*Work instructions*: Update the records from the start through the line containing "category-label: PERA <box>707", replacing "screenshot" with "image" and leaving everything else unchanged.
— Start —
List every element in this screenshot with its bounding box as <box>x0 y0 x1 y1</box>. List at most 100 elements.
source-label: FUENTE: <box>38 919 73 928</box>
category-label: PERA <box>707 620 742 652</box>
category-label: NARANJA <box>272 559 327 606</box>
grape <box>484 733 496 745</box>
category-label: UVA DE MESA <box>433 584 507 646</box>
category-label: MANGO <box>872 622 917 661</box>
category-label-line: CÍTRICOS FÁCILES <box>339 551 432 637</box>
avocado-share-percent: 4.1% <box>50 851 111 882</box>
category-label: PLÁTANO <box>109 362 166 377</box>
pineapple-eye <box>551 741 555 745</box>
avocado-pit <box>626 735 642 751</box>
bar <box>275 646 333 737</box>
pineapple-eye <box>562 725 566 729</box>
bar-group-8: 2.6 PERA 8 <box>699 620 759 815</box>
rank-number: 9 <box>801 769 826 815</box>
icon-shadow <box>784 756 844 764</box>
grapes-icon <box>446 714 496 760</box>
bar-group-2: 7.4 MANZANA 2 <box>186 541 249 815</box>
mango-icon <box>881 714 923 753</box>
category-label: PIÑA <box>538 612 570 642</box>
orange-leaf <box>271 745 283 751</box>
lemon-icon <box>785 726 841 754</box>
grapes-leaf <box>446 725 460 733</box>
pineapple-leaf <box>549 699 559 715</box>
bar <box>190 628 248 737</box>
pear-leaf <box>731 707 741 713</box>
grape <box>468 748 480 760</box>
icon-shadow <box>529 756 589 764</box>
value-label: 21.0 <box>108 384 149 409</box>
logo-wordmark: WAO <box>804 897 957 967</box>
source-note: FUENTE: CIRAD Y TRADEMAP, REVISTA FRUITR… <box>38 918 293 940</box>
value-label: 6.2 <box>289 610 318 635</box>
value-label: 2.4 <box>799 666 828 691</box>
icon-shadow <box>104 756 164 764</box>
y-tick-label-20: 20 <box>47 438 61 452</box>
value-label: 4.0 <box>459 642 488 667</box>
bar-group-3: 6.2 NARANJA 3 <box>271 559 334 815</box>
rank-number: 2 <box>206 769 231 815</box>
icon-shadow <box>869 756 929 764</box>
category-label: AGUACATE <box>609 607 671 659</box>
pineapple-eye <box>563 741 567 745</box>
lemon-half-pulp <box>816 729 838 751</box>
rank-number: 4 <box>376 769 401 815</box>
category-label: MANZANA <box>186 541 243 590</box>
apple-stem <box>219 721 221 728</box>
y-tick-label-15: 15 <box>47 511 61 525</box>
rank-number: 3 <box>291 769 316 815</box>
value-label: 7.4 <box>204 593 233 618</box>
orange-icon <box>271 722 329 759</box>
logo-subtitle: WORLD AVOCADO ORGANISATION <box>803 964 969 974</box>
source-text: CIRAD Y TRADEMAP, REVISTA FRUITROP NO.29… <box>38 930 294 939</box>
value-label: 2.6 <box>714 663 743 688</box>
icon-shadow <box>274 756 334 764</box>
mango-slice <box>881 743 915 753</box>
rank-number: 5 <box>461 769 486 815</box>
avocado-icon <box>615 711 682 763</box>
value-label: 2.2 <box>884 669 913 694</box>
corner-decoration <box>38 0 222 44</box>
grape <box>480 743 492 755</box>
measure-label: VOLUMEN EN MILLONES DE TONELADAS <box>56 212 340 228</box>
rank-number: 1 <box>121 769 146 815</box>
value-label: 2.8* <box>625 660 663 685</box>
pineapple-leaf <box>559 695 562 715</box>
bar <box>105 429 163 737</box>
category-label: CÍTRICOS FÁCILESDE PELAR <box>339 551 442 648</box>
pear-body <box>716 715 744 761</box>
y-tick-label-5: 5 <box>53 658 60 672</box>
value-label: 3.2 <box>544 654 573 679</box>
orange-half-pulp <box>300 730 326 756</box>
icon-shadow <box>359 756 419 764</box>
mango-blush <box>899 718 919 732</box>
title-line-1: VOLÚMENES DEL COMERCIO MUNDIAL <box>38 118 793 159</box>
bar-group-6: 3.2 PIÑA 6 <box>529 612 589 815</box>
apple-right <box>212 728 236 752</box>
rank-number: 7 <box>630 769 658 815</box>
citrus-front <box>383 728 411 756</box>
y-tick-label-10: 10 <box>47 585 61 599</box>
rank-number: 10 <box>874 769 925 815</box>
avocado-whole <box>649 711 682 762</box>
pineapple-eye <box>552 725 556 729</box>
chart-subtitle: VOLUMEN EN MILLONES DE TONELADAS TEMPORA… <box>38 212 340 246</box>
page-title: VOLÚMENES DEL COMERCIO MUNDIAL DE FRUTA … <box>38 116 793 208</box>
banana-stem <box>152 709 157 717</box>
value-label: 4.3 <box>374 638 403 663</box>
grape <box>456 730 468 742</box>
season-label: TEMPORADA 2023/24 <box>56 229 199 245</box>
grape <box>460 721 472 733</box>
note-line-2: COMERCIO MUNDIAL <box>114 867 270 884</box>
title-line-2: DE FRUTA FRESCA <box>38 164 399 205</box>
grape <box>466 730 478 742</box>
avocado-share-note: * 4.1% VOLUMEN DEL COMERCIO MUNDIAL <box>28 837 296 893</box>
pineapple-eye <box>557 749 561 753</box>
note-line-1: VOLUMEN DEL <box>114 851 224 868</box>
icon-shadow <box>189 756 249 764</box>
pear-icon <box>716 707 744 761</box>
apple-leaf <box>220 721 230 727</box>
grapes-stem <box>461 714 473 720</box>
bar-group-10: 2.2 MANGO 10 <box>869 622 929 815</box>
— End —
*Answer to this exercise*:
List every element in this image with its bounding box as <box>x0 y0 x1 y1</box>. List at most 100 elements.
source-label: FUENTE: <box>38 919 73 928</box>
category-label: PERA <box>707 620 742 652</box>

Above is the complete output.